Write out, exactly as they appear, only the lines running from the line with "What text is on this page?" to the final line of the listing; include both.

====== ENTRIES ======

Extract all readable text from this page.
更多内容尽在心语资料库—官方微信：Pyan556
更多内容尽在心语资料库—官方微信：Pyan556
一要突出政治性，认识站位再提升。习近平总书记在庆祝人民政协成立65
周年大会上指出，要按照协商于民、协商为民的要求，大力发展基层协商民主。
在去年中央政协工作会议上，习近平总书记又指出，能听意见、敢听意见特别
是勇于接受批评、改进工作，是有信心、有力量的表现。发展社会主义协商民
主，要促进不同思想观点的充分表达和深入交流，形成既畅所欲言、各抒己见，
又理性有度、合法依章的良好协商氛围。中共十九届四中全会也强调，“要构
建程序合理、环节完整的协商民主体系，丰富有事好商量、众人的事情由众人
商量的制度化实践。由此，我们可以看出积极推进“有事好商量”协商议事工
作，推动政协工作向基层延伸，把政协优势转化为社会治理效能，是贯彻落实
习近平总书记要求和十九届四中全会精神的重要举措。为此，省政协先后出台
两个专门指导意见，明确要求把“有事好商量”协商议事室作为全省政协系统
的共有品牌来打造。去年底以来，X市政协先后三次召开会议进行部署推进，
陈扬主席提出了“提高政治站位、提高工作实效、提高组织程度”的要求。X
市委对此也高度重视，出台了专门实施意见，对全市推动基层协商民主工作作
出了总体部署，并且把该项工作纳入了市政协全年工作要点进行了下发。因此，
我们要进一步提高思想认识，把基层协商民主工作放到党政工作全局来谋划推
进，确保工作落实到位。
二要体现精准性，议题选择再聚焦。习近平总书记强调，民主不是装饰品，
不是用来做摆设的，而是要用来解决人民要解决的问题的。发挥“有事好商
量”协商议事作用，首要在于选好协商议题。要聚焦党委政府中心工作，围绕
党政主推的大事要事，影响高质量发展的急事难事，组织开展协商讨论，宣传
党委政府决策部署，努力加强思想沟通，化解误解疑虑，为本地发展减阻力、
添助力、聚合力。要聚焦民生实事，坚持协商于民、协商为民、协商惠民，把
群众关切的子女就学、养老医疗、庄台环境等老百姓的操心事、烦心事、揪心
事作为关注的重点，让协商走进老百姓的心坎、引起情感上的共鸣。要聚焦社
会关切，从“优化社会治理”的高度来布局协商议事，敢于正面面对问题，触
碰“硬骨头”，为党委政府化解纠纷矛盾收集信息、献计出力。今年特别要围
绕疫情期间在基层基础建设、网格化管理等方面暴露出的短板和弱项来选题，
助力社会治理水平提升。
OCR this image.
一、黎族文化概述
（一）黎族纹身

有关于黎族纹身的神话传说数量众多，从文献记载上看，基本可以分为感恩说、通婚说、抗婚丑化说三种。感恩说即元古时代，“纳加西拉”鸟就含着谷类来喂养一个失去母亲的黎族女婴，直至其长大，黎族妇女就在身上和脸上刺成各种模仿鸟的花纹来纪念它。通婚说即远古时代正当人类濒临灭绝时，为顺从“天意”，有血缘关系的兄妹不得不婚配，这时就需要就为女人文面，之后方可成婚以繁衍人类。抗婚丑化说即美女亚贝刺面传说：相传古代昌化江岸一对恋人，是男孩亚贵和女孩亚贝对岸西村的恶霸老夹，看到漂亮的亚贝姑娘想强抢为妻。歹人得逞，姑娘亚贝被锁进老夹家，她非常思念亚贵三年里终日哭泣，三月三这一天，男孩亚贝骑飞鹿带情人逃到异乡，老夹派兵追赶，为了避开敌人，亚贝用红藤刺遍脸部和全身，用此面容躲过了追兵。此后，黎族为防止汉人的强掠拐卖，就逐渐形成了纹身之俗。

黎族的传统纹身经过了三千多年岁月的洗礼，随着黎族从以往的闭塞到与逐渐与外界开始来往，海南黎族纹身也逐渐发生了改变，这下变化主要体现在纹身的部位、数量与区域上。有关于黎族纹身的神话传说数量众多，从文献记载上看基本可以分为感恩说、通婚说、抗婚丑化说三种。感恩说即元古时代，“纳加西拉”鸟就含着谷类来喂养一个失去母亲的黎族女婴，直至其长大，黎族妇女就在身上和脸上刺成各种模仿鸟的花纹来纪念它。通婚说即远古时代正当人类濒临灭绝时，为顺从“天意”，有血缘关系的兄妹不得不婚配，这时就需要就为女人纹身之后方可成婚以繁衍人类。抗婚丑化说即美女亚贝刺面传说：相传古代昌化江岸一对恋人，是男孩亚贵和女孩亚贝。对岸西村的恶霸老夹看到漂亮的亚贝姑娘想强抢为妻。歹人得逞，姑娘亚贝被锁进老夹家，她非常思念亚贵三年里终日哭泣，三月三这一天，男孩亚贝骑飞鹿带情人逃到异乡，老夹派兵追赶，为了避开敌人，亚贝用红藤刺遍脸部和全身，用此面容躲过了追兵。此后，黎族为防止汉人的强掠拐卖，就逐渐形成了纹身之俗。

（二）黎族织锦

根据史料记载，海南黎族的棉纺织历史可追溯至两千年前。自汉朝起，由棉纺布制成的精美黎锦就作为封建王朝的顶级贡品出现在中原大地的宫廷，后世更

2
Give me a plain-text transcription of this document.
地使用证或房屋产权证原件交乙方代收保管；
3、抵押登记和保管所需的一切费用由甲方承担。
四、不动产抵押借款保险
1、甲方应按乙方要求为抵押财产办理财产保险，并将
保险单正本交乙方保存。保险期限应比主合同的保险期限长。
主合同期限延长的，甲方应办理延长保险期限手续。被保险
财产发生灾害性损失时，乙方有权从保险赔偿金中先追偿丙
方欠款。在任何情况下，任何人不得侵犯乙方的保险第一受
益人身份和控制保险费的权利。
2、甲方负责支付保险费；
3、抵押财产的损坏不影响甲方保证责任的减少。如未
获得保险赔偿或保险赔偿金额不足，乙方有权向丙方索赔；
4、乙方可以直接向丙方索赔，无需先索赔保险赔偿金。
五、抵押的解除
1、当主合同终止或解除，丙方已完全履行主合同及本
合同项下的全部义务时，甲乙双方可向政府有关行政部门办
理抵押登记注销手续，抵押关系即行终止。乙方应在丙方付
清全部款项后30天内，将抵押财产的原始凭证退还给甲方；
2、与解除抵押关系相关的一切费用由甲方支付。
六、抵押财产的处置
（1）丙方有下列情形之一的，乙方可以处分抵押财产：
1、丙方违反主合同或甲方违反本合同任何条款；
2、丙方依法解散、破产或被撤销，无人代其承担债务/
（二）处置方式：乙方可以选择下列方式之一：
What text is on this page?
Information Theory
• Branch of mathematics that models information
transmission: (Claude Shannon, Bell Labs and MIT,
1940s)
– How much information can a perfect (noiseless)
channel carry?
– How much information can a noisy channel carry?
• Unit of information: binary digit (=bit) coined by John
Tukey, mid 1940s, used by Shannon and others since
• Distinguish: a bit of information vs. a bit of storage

======

RESPONSE:
What text is on this page?
Information Theory
• Branch of mathematics that models information
transmission: (Claude Shannon, Bell Labs and MIT,
1940s)
– How much information can a perfect (noiseless)
channel carry?
– How much information can a noisy channel carry?
• Unit of information: binary digit (=bit) coined by John
Tukey, mid 1940s, used by Shannon and others since
• Distinguish: a bit of information vs. a bit of storage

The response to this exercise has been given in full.